*Exercise brief*.
Below are some entries. Copy each line that holds the string "grid".

+++ Records shown

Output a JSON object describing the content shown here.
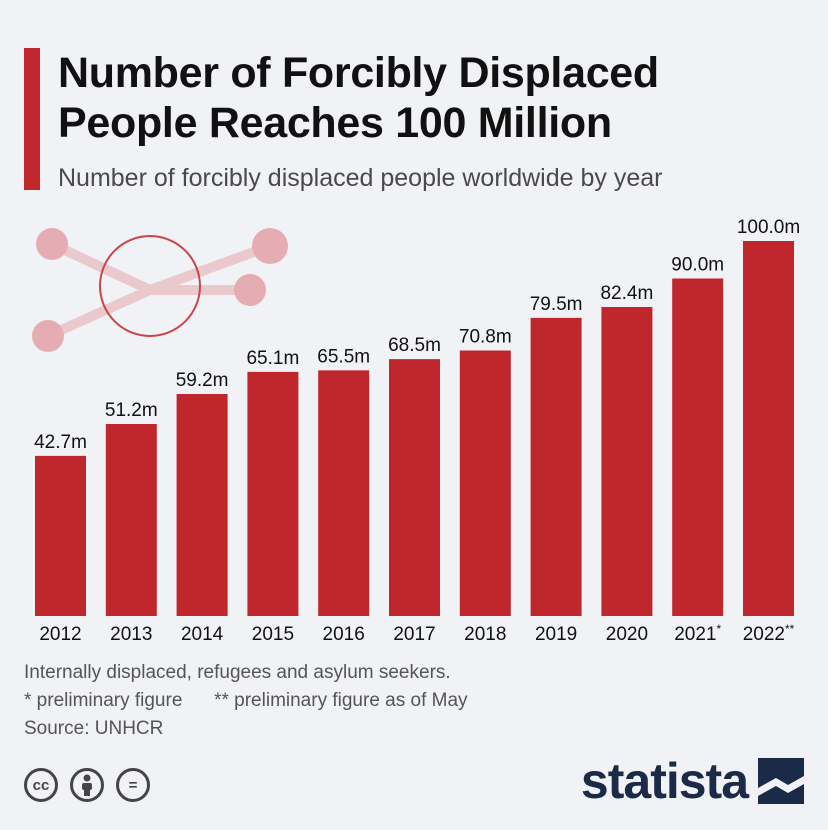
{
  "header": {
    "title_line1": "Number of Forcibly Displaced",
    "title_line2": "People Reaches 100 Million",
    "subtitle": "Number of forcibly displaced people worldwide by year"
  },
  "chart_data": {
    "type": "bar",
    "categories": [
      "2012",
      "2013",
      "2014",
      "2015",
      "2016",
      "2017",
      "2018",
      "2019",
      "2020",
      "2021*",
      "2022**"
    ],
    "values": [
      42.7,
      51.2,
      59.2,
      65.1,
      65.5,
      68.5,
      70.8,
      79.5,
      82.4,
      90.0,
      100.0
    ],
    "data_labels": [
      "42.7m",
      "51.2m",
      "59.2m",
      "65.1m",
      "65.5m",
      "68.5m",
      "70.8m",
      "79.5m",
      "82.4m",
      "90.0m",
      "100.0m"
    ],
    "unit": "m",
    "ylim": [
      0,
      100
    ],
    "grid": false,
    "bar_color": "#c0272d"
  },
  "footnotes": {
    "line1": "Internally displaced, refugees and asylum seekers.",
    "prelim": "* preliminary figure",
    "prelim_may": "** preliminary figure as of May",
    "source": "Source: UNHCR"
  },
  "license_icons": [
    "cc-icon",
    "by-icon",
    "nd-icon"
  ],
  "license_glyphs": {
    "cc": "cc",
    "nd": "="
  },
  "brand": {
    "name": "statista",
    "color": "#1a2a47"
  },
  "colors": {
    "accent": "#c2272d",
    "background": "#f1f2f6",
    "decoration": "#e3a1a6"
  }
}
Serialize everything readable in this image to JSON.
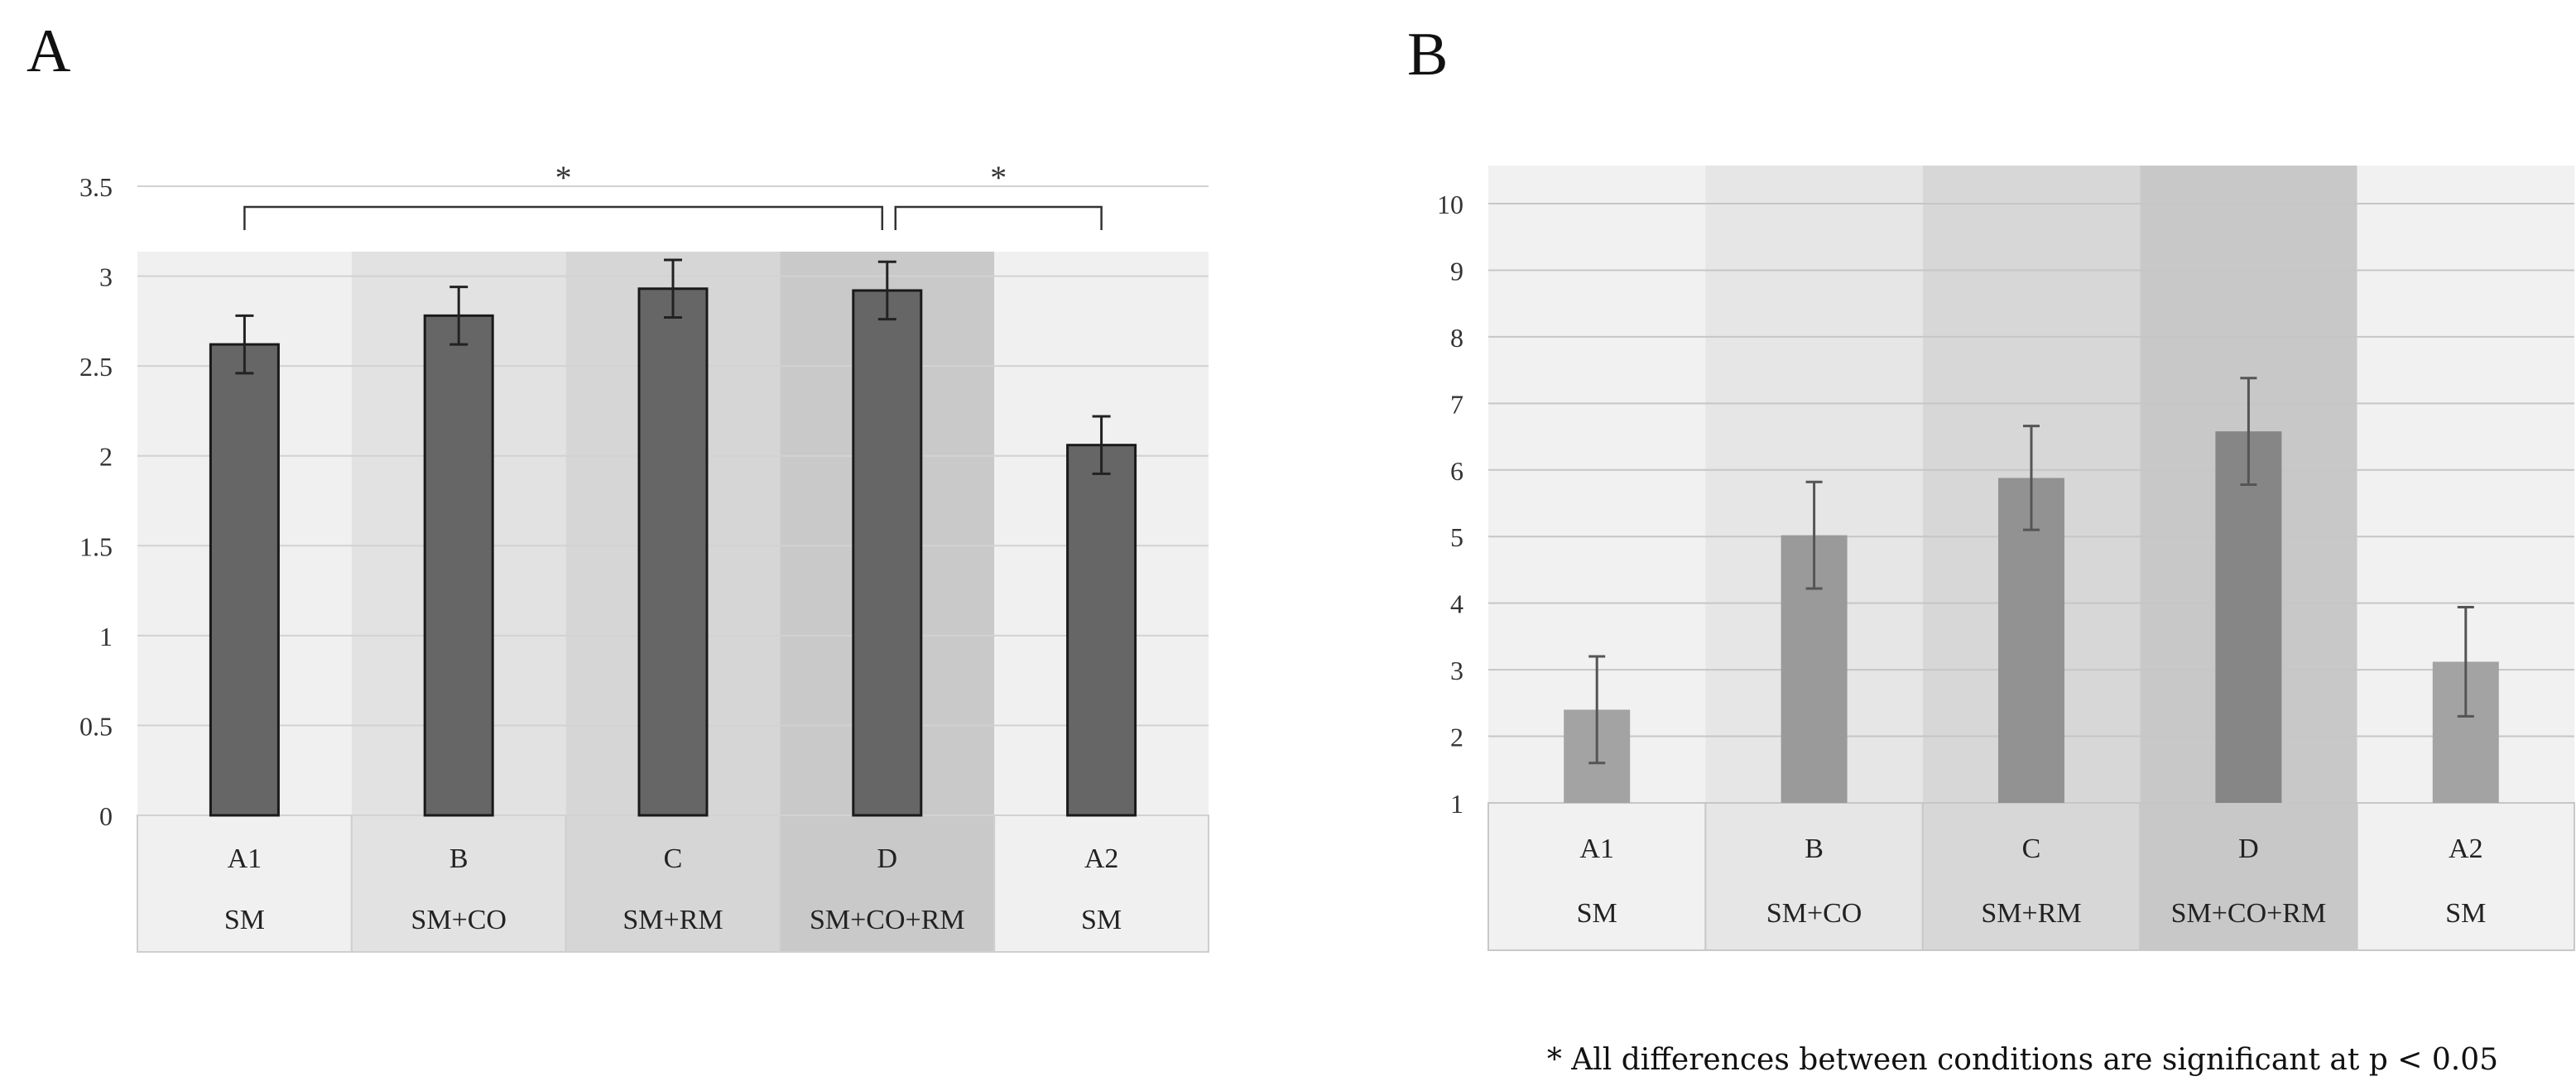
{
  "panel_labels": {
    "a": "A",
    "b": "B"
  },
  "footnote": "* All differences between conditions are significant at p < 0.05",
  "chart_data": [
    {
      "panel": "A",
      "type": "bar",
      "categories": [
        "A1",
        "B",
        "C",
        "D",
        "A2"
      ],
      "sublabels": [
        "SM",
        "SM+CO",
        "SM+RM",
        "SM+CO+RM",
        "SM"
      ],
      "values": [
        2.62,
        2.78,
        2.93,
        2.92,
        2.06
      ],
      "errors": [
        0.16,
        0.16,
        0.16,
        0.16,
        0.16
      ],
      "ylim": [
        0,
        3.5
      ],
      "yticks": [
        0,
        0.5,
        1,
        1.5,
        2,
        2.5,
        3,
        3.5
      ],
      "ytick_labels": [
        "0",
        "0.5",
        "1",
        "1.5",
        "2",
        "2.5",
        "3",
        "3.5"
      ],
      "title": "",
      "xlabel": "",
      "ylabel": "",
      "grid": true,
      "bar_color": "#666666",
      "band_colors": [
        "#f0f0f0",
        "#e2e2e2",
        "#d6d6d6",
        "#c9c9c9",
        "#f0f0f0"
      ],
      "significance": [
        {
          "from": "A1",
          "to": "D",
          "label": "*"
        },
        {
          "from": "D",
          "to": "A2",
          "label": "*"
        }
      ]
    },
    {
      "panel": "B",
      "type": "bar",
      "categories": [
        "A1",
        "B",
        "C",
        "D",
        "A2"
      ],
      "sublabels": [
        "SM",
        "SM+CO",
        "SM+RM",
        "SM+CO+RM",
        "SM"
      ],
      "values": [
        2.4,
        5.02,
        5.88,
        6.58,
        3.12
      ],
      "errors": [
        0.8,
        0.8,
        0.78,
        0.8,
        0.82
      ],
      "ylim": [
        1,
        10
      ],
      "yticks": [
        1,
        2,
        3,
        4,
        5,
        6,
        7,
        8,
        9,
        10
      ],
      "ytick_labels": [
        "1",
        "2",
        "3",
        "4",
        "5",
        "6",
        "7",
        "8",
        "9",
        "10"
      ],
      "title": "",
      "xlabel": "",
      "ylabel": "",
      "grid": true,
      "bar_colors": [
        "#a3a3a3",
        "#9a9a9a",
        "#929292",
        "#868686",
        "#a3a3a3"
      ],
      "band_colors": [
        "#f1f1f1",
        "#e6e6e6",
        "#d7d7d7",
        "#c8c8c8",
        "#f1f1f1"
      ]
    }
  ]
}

++++++
+++ Records shown

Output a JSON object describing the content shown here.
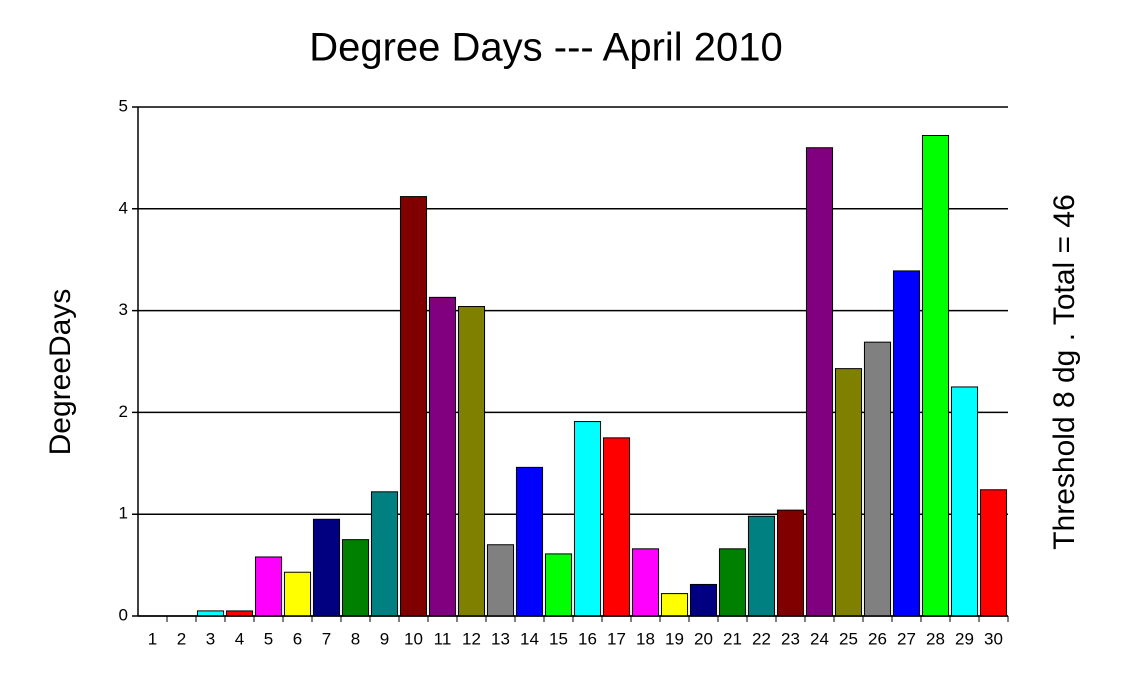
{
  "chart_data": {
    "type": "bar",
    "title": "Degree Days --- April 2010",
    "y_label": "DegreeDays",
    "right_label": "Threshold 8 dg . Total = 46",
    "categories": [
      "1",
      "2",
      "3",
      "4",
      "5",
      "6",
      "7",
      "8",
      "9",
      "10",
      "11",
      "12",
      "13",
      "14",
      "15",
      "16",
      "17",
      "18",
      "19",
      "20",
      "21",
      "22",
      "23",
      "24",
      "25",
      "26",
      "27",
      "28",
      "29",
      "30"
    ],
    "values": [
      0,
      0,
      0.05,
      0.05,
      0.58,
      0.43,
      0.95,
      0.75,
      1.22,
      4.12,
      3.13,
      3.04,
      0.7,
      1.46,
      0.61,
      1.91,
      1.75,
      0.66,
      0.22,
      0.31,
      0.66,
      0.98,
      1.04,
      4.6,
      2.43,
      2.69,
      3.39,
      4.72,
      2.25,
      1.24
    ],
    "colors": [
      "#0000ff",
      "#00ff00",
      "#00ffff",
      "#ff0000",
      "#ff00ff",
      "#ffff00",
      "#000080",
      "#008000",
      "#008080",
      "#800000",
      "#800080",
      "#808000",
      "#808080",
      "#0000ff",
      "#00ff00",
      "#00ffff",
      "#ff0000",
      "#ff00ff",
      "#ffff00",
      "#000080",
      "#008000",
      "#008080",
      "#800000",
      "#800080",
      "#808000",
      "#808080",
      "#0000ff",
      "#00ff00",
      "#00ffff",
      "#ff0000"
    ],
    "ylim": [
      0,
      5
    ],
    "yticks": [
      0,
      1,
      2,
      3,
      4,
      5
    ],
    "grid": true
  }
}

++++++

*Finished answer*.
    "grid": false,
      "grid": true,
      "grid": true,
    "grid": true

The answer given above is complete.